- WORK TO BE COMPLETED: In your copy, include every line of the listing below exactly but none of the pictures.

Records from a dataset:

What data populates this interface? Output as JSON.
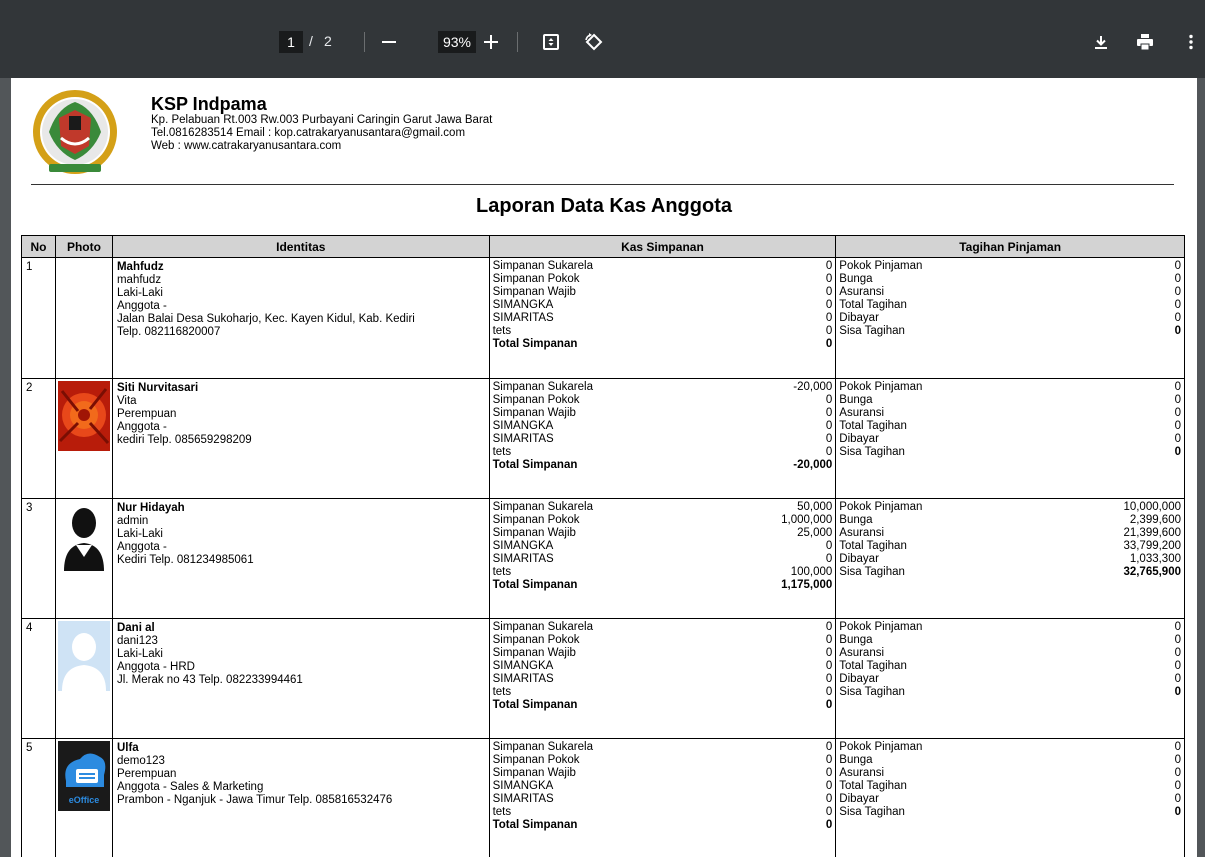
{
  "toolbar": {
    "page_current": "1",
    "page_sep": "/",
    "page_total": "2",
    "zoom": "93%",
    "icons": [
      "minus-icon",
      "plus-icon",
      "fit-page-icon",
      "rotate-icon",
      "download-icon",
      "print-icon",
      "more-vert-icon"
    ]
  },
  "header": {
    "company_name": "KSP Indpama",
    "address": "Kp. Pelabuan Rt.003 Rw.003 Purbayani Caringin Garut Jawa Barat",
    "contact": "Tel.0816283514 Email : kop.catrakaryanusantara@gmail.com",
    "web": "Web : www.catrakaryanusantara.com"
  },
  "report_title": "Laporan Data Kas Anggota",
  "table": {
    "headers": {
      "no": "No",
      "photo": "Photo",
      "identitas": "Identitas",
      "kas": "Kas Simpanan",
      "tagihan": "Tagihan Pinjaman"
    },
    "kas_labels": [
      "Simpanan Sukarela",
      "Simpanan Pokok",
      "Simpanan Wajib",
      "SIMANGKA",
      "SIMARITAS",
      "tets"
    ],
    "kas_total_label": "Total Simpanan",
    "tagihan_labels": [
      "Pokok Pinjaman",
      "Bunga",
      "Asuransi",
      "Total Tagihan",
      "Dibayar",
      "Sisa Tagihan"
    ],
    "rows": [
      {
        "no": "1",
        "photo": "none",
        "name": "Mahfudz",
        "lines": [
          "mahfudz",
          "Laki-Laki",
          "Anggota -",
          "Jalan Balai Desa Sukoharjo, Kec. Kayen Kidul, Kab. Kediri",
          "Telp. 082116820007"
        ],
        "kas": [
          "0",
          "0",
          "0",
          "0",
          "0",
          "0"
        ],
        "kas_total": "0",
        "tagihan": [
          "0",
          "0",
          "0",
          "0",
          "0",
          "0"
        ]
      },
      {
        "no": "2",
        "photo": "flower",
        "name": "Siti Nurvitasari",
        "lines": [
          "Vita",
          "Perempuan",
          "Anggota -",
          "kediri Telp. 085659298209"
        ],
        "kas": [
          "-20,000",
          "0",
          "0",
          "0",
          "0",
          "0"
        ],
        "kas_total": "-20,000",
        "tagihan": [
          "0",
          "0",
          "0",
          "0",
          "0",
          "0"
        ]
      },
      {
        "no": "3",
        "photo": "avatar-dark",
        "name": "Nur Hidayah",
        "lines": [
          "admin",
          "Laki-Laki",
          "Anggota -",
          "Kediri Telp. 081234985061"
        ],
        "kas": [
          "50,000",
          "1,000,000",
          "25,000",
          "0",
          "0",
          "100,000"
        ],
        "kas_total": "1,175,000",
        "tagihan": [
          "10,000,000",
          "2,399,600",
          "21,399,600",
          "33,799,200",
          "1,033,300",
          "32,765,900"
        ]
      },
      {
        "no": "4",
        "photo": "avatar-blue",
        "name": "Dani al",
        "lines": [
          "dani123",
          "Laki-Laki",
          "Anggota - HRD",
          "Jl. Merak no 43 Telp. 082233994461"
        ],
        "kas": [
          "0",
          "0",
          "0",
          "0",
          "0",
          "0"
        ],
        "kas_total": "0",
        "tagihan": [
          "0",
          "0",
          "0",
          "0",
          "0",
          "0"
        ]
      },
      {
        "no": "5",
        "photo": "eoffice",
        "photo_text": "eOffice",
        "name": "Ulfa",
        "lines": [
          "demo123",
          "Perempuan",
          "Anggota - Sales & Marketing",
          "Prambon - Nganjuk - Jawa Timur Telp. 085816532476"
        ],
        "kas": [
          "0",
          "0",
          "0",
          "0",
          "0",
          "0"
        ],
        "kas_total": "0",
        "tagihan": [
          "0",
          "0",
          "0",
          "0",
          "0",
          "0"
        ]
      }
    ]
  }
}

- COMPLETE OUTPUT:
What data populates this interface? Output as JSON.
{
  "toolbar": {
    "page_current": "1",
    "page_sep": "/",
    "page_total": "2",
    "zoom": "93%",
    "icons": [
      "minus-icon",
      "plus-icon",
      "fit-page-icon",
      "rotate-icon",
      "download-icon",
      "print-icon",
      "more-vert-icon"
    ]
  },
  "header": {
    "company_name": "KSP Indpama",
    "address": "Kp. Pelabuan Rt.003 Rw.003 Purbayani Caringin Garut Jawa Barat",
    "contact": "Tel.0816283514 Email : kop.catrakaryanusantara@gmail.com",
    "web": "Web : www.catrakaryanusantara.com"
  },
  "report_title": "Laporan Data Kas Anggota",
  "table": {
    "headers": {
      "no": "No",
      "photo": "Photo",
      "identitas": "Identitas",
      "kas": "Kas Simpanan",
      "tagihan": "Tagihan Pinjaman"
    },
    "kas_labels": [
      "Simpanan Sukarela",
      "Simpanan Pokok",
      "Simpanan Wajib",
      "SIMANGKA",
      "SIMARITAS",
      "tets"
    ],
    "kas_total_label": "Total Simpanan",
    "tagihan_labels": [
      "Pokok Pinjaman",
      "Bunga",
      "Asuransi",
      "Total Tagihan",
      "Dibayar",
      "Sisa Tagihan"
    ],
    "rows": [
      {
        "no": "1",
        "photo": "none",
        "name": "Mahfudz",
        "lines": [
          "mahfudz",
          "Laki-Laki",
          "Anggota -",
          "Jalan Balai Desa Sukoharjo, Kec. Kayen Kidul, Kab. Kediri",
          "Telp. 082116820007"
        ],
        "kas": [
          "0",
          "0",
          "0",
          "0",
          "0",
          "0"
        ],
        "kas_total": "0",
        "tagihan": [
          "0",
          "0",
          "0",
          "0",
          "0",
          "0"
        ]
      },
      {
        "no": "2",
        "photo": "flower",
        "name": "Siti Nurvitasari",
        "lines": [
          "Vita",
          "Perempuan",
          "Anggota -",
          "kediri Telp. 085659298209"
        ],
        "kas": [
          "-20,000",
          "0",
          "0",
          "0",
          "0",
          "0"
        ],
        "kas_total": "-20,000",
        "tagihan": [
          "0",
          "0",
          "0",
          "0",
          "0",
          "0"
        ]
      },
      {
        "no": "3",
        "photo": "avatar-dark",
        "name": "Nur Hidayah",
        "lines": [
          "admin",
          "Laki-Laki",
          "Anggota -",
          "Kediri Telp. 081234985061"
        ],
        "kas": [
          "50,000",
          "1,000,000",
          "25,000",
          "0",
          "0",
          "100,000"
        ],
        "kas_total": "1,175,000",
        "tagihan": [
          "10,000,000",
          "2,399,600",
          "21,399,600",
          "33,799,200",
          "1,033,300",
          "32,765,900"
        ]
      },
      {
        "no": "4",
        "photo": "avatar-blue",
        "name": "Dani al",
        "lines": [
          "dani123",
          "Laki-Laki",
          "Anggota - HRD",
          "Jl. Merak no 43 Telp. 082233994461"
        ],
        "kas": [
          "0",
          "0",
          "0",
          "0",
          "0",
          "0"
        ],
        "kas_total": "0",
        "tagihan": [
          "0",
          "0",
          "0",
          "0",
          "0",
          "0"
        ]
      },
      {
        "no": "5",
        "photo": "eoffice",
        "photo_text": "eOffice",
        "name": "Ulfa",
        "lines": [
          "demo123",
          "Perempuan",
          "Anggota - Sales & Marketing",
          "Prambon - Nganjuk - Jawa Timur Telp. 085816532476"
        ],
        "kas": [
          "0",
          "0",
          "0",
          "0",
          "0",
          "0"
        ],
        "kas_total": "0",
        "tagihan": [
          "0",
          "0",
          "0",
          "0",
          "0",
          "0"
        ]
      }
    ]
  }
}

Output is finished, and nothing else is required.